• The task: Extract every line of the material that holds the string "filtering".

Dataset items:
+--
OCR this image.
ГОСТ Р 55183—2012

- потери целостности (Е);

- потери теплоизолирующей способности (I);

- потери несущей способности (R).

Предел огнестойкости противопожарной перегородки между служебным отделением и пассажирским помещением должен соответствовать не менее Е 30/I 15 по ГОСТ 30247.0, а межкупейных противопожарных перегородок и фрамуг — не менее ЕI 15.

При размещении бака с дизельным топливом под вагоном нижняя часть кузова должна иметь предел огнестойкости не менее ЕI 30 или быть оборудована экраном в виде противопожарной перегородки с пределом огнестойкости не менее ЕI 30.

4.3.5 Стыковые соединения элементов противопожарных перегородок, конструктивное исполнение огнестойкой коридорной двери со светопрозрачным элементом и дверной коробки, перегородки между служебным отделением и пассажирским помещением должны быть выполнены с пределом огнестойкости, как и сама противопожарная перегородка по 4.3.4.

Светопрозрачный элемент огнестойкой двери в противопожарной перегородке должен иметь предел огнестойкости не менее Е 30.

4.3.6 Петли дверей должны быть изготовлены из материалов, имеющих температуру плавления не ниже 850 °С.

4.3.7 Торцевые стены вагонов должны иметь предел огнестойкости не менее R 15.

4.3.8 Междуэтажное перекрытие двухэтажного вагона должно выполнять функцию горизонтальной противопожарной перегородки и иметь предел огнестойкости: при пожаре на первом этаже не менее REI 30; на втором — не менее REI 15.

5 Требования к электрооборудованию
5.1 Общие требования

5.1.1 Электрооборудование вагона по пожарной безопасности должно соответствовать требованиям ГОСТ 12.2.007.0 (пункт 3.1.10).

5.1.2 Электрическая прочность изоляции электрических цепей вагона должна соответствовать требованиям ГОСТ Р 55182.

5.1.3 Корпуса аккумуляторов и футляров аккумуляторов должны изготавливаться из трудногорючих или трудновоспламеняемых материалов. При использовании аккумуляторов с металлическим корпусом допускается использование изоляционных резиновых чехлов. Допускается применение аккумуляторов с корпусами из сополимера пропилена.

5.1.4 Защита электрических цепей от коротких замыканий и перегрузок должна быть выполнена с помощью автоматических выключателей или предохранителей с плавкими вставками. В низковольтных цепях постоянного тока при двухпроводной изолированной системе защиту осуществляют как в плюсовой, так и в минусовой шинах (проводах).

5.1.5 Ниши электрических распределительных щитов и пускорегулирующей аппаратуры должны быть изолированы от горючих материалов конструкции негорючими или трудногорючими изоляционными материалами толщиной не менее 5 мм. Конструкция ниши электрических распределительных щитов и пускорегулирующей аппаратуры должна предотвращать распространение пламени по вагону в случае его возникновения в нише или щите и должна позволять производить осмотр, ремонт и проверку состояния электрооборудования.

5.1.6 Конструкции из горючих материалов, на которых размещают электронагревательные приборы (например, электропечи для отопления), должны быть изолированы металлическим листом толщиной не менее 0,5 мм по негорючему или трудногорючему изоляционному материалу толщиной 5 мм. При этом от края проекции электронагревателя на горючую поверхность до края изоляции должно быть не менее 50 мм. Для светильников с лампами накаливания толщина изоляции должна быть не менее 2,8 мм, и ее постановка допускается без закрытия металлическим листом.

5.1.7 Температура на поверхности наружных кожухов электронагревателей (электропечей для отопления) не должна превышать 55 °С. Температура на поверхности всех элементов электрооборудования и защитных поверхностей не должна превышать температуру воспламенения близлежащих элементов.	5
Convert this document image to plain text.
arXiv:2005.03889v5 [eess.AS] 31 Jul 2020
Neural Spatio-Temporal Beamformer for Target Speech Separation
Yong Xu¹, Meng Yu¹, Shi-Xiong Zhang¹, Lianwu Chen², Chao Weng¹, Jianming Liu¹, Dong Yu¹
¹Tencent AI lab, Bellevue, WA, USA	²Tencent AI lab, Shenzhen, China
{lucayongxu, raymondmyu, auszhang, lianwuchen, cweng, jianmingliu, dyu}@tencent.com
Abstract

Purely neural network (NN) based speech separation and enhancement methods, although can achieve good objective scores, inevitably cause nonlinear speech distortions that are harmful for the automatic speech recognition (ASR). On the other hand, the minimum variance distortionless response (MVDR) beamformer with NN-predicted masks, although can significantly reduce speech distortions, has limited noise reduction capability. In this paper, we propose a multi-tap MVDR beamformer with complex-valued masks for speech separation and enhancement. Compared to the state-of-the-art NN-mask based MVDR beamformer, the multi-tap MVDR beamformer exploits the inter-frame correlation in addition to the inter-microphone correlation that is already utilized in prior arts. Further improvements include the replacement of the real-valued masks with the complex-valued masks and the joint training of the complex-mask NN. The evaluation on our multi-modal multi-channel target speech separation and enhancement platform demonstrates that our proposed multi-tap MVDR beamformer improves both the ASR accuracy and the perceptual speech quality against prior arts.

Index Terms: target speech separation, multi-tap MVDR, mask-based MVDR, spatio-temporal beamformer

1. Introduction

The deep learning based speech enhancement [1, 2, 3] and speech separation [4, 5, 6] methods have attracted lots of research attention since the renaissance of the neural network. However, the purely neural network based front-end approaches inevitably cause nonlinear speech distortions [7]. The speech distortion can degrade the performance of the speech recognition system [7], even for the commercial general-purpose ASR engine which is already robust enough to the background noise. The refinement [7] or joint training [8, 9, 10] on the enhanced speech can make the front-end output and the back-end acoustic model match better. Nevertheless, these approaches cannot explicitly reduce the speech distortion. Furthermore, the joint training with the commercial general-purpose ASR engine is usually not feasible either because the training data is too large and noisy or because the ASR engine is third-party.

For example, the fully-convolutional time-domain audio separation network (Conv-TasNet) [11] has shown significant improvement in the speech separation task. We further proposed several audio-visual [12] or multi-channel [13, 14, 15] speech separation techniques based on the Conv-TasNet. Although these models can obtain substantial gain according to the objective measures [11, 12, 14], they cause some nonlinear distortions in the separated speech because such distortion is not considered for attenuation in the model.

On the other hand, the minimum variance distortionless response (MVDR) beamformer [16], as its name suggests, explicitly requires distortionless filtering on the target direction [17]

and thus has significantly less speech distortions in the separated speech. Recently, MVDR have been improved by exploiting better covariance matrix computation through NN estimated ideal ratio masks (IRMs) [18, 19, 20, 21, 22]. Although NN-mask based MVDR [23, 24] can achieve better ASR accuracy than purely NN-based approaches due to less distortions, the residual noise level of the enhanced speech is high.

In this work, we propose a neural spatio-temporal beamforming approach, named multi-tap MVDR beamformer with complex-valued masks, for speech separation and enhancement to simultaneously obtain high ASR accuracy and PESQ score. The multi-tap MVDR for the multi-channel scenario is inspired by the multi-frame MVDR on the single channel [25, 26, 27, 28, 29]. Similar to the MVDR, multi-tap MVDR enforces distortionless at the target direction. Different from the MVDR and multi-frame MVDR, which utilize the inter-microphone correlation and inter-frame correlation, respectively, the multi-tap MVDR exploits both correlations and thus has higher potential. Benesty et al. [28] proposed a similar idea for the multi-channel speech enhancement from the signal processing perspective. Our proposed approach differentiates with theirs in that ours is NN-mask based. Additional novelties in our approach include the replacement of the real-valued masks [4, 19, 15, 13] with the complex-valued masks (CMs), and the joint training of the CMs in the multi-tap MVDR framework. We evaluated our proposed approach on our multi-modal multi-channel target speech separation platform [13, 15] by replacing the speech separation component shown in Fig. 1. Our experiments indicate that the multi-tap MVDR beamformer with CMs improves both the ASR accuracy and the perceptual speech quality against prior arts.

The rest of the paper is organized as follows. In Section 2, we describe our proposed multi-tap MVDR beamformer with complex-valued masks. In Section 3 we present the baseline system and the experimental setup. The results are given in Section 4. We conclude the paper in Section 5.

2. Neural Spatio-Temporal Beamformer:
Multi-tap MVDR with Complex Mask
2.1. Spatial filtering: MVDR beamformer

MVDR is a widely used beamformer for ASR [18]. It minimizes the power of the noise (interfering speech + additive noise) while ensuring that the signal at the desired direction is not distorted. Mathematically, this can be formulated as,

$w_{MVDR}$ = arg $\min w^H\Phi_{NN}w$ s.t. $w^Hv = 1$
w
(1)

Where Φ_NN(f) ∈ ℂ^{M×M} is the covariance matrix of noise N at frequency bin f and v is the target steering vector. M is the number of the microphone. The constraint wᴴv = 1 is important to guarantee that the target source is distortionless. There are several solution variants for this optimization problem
+--
• Answer to this task:
On the other hand, the minimum variance distortionless response (MVDR) beamformer [16], as its name suggests, explicitly requires distortionless filtering on the target direction [17]
2.1. Spatial filtering: MVDR beamformer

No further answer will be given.